What the exercise asks:
Every line of the material below should be repeated exactly.

Records for the exercise:
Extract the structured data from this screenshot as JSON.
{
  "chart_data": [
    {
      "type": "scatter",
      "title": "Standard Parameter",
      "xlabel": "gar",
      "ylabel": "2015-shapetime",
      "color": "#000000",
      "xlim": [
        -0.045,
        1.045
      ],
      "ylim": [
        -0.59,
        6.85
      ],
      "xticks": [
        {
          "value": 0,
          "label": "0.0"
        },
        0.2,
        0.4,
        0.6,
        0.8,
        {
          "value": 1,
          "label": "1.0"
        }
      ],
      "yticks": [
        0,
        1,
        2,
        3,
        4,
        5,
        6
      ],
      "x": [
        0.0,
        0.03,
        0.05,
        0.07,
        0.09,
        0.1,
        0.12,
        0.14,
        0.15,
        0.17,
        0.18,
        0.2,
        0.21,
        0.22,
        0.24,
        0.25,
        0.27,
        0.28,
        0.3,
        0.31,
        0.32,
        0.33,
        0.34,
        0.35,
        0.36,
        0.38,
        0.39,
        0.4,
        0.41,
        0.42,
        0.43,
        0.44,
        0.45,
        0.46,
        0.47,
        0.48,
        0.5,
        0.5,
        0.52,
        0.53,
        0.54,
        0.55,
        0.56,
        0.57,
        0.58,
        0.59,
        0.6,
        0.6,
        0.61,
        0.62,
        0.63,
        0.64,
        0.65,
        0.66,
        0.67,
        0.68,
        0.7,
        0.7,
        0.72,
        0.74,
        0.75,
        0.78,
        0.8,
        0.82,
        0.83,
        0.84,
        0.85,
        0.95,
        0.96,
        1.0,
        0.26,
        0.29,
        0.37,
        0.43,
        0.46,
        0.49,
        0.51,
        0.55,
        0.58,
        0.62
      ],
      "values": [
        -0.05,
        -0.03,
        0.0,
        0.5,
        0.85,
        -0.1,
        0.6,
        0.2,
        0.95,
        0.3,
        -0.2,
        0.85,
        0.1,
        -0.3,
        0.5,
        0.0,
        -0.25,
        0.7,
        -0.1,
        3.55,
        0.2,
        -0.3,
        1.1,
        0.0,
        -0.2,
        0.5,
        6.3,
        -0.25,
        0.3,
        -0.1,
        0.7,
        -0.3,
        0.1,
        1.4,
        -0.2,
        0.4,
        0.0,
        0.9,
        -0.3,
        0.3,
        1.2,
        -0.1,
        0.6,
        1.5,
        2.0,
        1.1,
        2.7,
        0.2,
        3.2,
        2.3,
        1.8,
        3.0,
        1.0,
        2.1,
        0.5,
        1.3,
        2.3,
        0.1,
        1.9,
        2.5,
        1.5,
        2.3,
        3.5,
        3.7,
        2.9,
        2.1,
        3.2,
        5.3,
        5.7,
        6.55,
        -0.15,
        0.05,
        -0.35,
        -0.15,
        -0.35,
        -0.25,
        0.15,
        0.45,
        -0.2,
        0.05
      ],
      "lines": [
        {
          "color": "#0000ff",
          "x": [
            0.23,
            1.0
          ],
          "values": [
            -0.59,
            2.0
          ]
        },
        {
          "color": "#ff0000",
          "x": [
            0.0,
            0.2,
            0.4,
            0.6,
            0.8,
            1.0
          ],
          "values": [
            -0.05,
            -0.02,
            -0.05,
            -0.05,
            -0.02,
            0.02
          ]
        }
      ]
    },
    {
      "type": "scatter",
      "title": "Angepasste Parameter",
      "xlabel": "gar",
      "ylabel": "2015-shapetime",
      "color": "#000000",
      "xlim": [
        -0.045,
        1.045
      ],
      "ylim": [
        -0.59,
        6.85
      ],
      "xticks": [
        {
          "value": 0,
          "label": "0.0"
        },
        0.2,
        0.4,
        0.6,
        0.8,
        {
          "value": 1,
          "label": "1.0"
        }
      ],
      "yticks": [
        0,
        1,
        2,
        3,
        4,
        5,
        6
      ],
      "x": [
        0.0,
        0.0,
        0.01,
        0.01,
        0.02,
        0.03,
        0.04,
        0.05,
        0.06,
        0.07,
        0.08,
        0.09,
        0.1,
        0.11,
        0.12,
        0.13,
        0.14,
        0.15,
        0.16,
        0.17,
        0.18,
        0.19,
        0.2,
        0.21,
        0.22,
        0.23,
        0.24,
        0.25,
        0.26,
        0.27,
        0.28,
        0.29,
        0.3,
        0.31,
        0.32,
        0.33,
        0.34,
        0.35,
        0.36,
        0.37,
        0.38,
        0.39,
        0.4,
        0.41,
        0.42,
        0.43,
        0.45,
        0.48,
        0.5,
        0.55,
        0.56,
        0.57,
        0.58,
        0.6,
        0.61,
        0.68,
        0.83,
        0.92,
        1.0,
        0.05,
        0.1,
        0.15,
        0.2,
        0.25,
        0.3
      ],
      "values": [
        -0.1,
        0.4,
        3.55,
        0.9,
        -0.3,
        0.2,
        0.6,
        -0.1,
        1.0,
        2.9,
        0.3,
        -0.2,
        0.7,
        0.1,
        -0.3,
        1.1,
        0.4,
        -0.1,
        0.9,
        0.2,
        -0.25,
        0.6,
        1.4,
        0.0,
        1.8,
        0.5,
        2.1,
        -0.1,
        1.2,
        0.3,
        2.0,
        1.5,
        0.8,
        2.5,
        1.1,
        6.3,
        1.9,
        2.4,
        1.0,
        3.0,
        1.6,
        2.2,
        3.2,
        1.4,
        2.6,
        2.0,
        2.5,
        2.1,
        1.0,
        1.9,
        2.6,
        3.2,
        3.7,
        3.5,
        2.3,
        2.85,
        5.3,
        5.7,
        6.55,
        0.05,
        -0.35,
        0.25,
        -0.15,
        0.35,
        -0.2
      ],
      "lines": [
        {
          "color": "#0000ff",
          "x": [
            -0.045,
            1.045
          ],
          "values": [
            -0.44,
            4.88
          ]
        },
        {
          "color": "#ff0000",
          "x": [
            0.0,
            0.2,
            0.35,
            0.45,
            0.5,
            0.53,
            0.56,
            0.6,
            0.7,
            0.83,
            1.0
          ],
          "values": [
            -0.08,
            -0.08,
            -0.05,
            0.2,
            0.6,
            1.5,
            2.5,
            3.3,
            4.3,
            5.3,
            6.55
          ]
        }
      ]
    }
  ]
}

Exercise response:
Extract the structured data from this screenshot as JSON.
{
  "chart_data": [
    {
      "type": "scatter",
      "title": "Standard Parameter",
      "xlabel": "gar",
      "ylabel": "2015-shapetime",
      "color": "#000000",
      "xlim": [
        -0.045,
        1.045
      ],
      "ylim": [
        -0.59,
        6.85
      ],
      "xticks": [
        {
          "value": 0,
          "label": "0.0"
        },
        0.2,
        0.4,
        0.6,
        0.8,
        {
          "value": 1,
          "label": "1.0"
        }
      ],
      "yticks": [
        0,
        1,
        2,
        3,
        4,
        5,
        6
      ],
      "x": [
        0.0,
        0.03,
        0.05,
        0.07,
        0.09,
        0.1,
        0.12,
        0.14,
        0.15,
        0.17,
        0.18,
        0.2,
        0.21,
        0.22,
        0.24,
        0.25,
        0.27,
        0.28,
        0.3,
        0.31,
        0.32,
        0.33,
        0.34,
        0.35,
        0.36,
        0.38,
        0.39,
        0.4,
        0.41,
        0.42,
        0.43,
        0.44,
        0.45,
        0.46,
        0.47,
        0.48,
        0.5,
        0.5,
        0.52,
        0.53,
        0.54,
        0.55,
        0.56,
        0.57,
        0.58,
        0.59,
        0.6,
        0.6,
        0.61,
        0.62,
        0.63,
        0.64,
        0.65,
        0.66,
        0.67,
        0.68,
        0.7,
        0.7,
        0.72,
        0.74,
        0.75,
        0.78,
        0.8,
        0.82,
        0.83,
        0.84,
        0.85,
        0.95,
        0.96,
        1.0,
        0.26,
        0.29,
        0.37,
        0.43,
        0.46,
        0.49,
        0.51,
        0.55,
        0.58,
        0.62
      ],
      "values": [
        -0.05,
        -0.03,
        0.0,
        0.5,
        0.85,
        -0.1,
        0.6,
        0.2,
        0.95,
        0.3,
        -0.2,
        0.85,
        0.1,
        -0.3,
        0.5,
        0.0,
        -0.25,
        0.7,
        -0.1,
        3.55,
        0.2,
        -0.3,
        1.1,
        0.0,
        -0.2,
        0.5,
        6.3,
        -0.25,
        0.3,
        -0.1,
        0.7,
        -0.3,
        0.1,
        1.4,
        -0.2,
        0.4,
        0.0,
        0.9,
        -0.3,
        0.3,
        1.2,
        -0.1,
        0.6,
        1.5,
        2.0,
        1.1,
        2.7,
        0.2,
        3.2,
        2.3,
        1.8,
        3.0,
        1.0,
        2.1,
        0.5,
        1.3,
        2.3,
        0.1,
        1.9,
        2.5,
        1.5,
        2.3,
        3.5,
        3.7,
        2.9,
        2.1,
        3.2,
        5.3,
        5.7,
        6.55,
        -0.15,
        0.05,
        -0.35,
        -0.15,
        -0.35,
        -0.25,
        0.15,
        0.45,
        -0.2,
        0.05
      ],
      "lines": [
        {
          "color": "#0000ff",
          "x": [
            0.23,
            1.0
          ],
          "values": [
            -0.59,
            2.0
          ]
        },
        {
          "color": "#ff0000",
          "x": [
            0.0,
            0.2,
            0.4,
            0.6,
            0.8,
            1.0
          ],
          "values": [
            -0.05,
            -0.02,
            -0.05,
            -0.05,
            -0.02,
            0.02
          ]
        }
      ]
    },
    {
      "type": "scatter",
      "title": "Angepasste Parameter",
      "xlabel": "gar",
      "ylabel": "2015-shapetime",
      "color": "#000000",
      "xlim": [
        -0.045,
        1.045
      ],
      "ylim": [
        -0.59,
        6.85
      ],
      "xticks": [
        {
          "value": 0,
          "label": "0.0"
        },
        0.2,
        0.4,
        0.6,
        0.8,
        {
          "value": 1,
          "label": "1.0"
        }
      ],
      "yticks": [
        0,
        1,
        2,
        3,
        4,
        5,
        6
      ],
      "x": [
        0.0,
        0.0,
        0.01,
        0.01,
        0.02,
        0.03,
        0.04,
        0.05,
        0.06,
        0.07,
        0.08,
        0.09,
        0.1,
        0.11,
        0.12,
        0.13,
        0.14,
        0.15,
        0.16,
        0.17,
        0.18,
        0.19,
        0.2,
        0.21,
        0.22,
        0.23,
        0.24,
        0.25,
        0.26,
        0.27,
        0.28,
        0.29,
        0.3,
        0.31,
        0.32,
        0.33,
        0.34,
        0.35,
        0.36,
        0.37,
        0.38,
        0.39,
        0.4,
        0.41,
        0.42,
        0.43,
        0.45,
        0.48,
        0.5,
        0.55,
        0.56,
        0.57,
        0.58,
        0.6,
        0.61,
        0.68,
        0.83,
        0.92,
        1.0,
        0.05,
        0.1,
        0.15,
        0.2,
        0.25,
        0.3
      ],
      "values": [
        -0.1,
        0.4,
        3.55,
        0.9,
        -0.3,
        0.2,
        0.6,
        -0.1,
        1.0,
        2.9,
        0.3,
        -0.2,
        0.7,
        0.1,
        -0.3,
        1.1,
        0.4,
        -0.1,
        0.9,
        0.2,
        -0.25,
        0.6,
        1.4,
        0.0,
        1.8,
        0.5,
        2.1,
        -0.1,
        1.2,
        0.3,
        2.0,
        1.5,
        0.8,
        2.5,
        1.1,
        6.3,
        1.9,
        2.4,
        1.0,
        3.0,
        1.6,
        2.2,
        3.2,
        1.4,
        2.6,
        2.0,
        2.5,
        2.1,
        1.0,
        1.9,
        2.6,
        3.2,
        3.7,
        3.5,
        2.3,
        2.85,
        5.3,
        5.7,
        6.55,
        0.05,
        -0.35,
        0.25,
        -0.15,
        0.35,
        -0.2
      ],
      "lines": [
        {
          "color": "#0000ff",
          "x": [
            -0.045,
            1.045
          ],
          "values": [
            -0.44,
            4.88
          ]
        },
        {
          "color": "#ff0000",
          "x": [
            0.0,
            0.2,
            0.35,
            0.45,
            0.5,
            0.53,
            0.56,
            0.6,
            0.7,
            0.83,
            1.0
          ],
          "values": [
            -0.08,
            -0.08,
            -0.05,
            0.2,
            0.6,
            1.5,
            2.5,
            3.3,
            4.3,
            5.3,
            6.55
          ]
        }
      ]
    }
  ]
}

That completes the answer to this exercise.